**Task description:** State how many lines of the listing below include the word "lwgod". Give only the number.

**Given records:**
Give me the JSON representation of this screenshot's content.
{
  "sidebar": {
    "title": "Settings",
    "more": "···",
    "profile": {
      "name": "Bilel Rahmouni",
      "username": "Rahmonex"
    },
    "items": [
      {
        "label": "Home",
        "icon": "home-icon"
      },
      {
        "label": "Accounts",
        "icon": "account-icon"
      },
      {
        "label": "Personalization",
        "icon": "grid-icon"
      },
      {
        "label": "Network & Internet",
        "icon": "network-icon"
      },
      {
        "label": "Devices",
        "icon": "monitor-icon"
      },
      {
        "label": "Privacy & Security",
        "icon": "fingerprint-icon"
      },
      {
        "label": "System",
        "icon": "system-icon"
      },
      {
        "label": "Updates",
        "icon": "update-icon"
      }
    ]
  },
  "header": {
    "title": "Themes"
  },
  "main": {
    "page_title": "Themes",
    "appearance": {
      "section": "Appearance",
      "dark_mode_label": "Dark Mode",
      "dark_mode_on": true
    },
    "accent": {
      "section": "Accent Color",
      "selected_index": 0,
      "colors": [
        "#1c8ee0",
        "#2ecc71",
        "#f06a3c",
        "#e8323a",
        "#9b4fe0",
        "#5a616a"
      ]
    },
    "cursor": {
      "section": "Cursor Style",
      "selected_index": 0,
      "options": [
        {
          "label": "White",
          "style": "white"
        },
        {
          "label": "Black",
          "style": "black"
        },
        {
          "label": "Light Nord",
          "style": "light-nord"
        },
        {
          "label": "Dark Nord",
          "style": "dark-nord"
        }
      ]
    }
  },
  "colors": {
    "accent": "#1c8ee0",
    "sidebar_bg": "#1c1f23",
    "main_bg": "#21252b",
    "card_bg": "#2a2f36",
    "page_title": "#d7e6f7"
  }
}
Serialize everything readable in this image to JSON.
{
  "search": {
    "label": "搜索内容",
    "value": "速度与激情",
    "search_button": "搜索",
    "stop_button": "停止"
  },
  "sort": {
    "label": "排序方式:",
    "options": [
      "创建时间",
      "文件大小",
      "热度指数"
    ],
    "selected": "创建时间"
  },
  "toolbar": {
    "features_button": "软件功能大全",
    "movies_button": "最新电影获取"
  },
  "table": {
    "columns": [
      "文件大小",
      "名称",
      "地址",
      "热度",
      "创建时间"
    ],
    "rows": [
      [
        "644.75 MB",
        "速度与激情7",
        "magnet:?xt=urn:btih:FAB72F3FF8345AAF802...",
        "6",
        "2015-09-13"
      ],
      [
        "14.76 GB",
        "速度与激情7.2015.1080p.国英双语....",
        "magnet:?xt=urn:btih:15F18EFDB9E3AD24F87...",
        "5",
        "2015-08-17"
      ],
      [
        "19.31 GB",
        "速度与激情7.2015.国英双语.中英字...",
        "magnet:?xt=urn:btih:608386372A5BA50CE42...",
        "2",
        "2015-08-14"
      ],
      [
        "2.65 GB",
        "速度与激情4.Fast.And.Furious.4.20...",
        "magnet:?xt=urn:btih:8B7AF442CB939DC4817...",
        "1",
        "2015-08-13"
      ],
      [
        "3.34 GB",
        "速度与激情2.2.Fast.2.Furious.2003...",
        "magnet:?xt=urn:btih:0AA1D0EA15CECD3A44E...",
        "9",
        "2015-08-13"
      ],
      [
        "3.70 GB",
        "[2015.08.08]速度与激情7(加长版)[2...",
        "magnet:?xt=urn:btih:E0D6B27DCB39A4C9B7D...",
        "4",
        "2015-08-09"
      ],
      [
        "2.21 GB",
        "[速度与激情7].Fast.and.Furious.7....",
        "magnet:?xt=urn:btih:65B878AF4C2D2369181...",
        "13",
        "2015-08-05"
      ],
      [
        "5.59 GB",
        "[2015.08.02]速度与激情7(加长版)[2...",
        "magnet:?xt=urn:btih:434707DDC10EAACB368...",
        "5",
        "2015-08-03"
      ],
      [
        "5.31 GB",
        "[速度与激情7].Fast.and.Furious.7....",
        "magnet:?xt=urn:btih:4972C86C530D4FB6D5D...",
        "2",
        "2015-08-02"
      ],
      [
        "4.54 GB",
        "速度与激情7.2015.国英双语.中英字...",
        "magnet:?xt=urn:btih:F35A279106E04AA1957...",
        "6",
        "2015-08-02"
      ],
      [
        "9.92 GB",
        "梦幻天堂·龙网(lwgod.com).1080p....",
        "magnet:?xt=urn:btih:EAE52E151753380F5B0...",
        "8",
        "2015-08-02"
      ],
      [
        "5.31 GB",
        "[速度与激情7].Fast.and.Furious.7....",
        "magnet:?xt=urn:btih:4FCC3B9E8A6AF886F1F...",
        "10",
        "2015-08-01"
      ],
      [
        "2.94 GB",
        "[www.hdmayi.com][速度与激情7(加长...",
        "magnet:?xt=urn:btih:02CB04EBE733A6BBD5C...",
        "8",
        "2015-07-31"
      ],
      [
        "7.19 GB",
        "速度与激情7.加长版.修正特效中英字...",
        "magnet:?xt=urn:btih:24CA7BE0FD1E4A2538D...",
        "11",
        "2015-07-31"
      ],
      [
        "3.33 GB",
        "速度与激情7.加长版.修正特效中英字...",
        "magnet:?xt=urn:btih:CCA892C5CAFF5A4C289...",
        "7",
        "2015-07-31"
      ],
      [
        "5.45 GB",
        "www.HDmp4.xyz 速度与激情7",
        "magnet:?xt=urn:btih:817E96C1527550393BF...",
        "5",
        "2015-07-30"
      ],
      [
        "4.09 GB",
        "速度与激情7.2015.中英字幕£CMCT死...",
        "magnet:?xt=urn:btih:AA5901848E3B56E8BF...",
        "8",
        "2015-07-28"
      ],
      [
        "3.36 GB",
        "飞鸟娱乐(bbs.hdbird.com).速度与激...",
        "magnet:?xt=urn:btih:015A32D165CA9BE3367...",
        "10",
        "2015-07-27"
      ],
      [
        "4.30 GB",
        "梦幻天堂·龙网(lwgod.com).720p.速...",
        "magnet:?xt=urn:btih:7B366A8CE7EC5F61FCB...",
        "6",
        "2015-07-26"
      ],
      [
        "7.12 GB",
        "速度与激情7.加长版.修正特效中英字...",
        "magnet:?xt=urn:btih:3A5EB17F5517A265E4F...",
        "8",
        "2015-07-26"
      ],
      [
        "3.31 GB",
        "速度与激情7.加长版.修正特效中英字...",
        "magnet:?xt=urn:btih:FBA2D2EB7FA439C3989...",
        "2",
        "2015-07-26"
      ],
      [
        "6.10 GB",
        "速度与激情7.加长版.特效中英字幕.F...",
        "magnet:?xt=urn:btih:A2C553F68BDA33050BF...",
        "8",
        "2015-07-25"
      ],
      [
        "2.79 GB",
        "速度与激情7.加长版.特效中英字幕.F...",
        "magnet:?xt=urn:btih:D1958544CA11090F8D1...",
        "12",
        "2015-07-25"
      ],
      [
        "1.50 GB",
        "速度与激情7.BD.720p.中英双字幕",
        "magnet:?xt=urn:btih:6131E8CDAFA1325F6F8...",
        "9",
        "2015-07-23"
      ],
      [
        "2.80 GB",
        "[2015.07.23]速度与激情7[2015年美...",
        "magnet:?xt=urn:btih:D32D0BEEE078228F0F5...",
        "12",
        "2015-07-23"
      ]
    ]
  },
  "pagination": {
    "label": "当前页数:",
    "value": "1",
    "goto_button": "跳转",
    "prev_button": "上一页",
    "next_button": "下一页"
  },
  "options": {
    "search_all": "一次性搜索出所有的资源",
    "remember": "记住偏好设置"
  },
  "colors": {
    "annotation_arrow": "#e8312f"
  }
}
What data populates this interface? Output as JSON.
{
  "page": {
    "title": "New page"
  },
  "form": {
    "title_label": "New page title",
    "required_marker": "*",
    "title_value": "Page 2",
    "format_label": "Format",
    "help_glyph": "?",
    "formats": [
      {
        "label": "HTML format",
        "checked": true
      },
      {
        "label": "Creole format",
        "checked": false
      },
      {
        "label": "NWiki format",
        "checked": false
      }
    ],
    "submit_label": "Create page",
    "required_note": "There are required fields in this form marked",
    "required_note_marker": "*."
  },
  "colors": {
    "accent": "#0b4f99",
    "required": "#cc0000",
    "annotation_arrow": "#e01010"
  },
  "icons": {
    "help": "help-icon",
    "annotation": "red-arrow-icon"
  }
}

**Response to this task:** 2